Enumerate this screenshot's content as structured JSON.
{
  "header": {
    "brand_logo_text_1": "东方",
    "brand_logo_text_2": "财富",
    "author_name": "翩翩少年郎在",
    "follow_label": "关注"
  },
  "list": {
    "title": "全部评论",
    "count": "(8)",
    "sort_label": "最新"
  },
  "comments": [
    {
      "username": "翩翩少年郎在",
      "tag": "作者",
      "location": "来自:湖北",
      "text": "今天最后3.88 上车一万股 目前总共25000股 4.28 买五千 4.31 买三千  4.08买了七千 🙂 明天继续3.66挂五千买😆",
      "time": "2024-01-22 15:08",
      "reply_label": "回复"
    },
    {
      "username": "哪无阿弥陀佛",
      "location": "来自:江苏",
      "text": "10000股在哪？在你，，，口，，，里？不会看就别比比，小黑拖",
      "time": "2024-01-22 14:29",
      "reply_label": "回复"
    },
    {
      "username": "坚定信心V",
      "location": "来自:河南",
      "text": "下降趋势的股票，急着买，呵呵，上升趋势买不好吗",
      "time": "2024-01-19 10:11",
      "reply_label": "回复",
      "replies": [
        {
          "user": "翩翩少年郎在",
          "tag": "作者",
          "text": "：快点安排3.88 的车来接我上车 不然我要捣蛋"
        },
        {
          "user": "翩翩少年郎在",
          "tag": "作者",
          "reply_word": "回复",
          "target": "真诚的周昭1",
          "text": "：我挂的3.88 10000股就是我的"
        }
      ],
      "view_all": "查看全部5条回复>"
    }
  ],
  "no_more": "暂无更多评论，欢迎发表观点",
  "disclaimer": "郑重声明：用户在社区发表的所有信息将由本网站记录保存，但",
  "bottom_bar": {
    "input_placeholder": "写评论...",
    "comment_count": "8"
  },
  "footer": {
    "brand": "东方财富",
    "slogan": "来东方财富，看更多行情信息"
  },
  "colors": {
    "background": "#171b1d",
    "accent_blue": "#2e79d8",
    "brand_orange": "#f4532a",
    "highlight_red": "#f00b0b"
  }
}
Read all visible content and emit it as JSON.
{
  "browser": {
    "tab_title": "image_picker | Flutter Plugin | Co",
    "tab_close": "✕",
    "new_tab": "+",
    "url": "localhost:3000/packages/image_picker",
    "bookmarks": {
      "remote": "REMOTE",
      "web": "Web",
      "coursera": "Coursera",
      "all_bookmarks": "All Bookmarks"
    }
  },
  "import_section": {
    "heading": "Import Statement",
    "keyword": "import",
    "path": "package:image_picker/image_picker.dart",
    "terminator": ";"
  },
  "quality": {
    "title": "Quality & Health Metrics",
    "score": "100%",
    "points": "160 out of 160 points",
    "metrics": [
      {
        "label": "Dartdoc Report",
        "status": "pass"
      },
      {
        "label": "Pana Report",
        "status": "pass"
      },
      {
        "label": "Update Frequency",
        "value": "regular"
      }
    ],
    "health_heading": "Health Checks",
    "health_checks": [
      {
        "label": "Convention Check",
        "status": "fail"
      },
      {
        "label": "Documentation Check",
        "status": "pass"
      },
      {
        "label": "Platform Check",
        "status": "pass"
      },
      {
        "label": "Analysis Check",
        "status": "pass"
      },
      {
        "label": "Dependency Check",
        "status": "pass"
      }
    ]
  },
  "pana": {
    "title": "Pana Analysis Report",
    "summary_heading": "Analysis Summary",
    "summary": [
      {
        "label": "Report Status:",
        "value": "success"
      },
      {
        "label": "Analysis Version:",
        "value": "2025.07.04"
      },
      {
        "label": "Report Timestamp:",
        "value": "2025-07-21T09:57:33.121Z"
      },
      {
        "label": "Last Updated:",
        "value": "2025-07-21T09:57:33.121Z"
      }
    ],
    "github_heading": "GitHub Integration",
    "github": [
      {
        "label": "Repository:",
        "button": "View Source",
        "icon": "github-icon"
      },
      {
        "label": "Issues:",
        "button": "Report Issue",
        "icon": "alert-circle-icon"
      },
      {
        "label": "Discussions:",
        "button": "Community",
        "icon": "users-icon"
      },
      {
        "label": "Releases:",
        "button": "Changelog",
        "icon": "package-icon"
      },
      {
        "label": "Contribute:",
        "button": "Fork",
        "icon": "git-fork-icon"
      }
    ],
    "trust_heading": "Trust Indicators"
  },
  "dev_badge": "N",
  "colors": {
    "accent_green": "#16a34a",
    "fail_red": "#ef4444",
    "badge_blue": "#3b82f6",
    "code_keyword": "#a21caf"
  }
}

_EXERCISE_. Go through the records and gather the lines that hold "content".

_RESPONSE BELOW_.
Enumerate this screenshot's content as structured JSON.
Read all visible content and emit it as JSON.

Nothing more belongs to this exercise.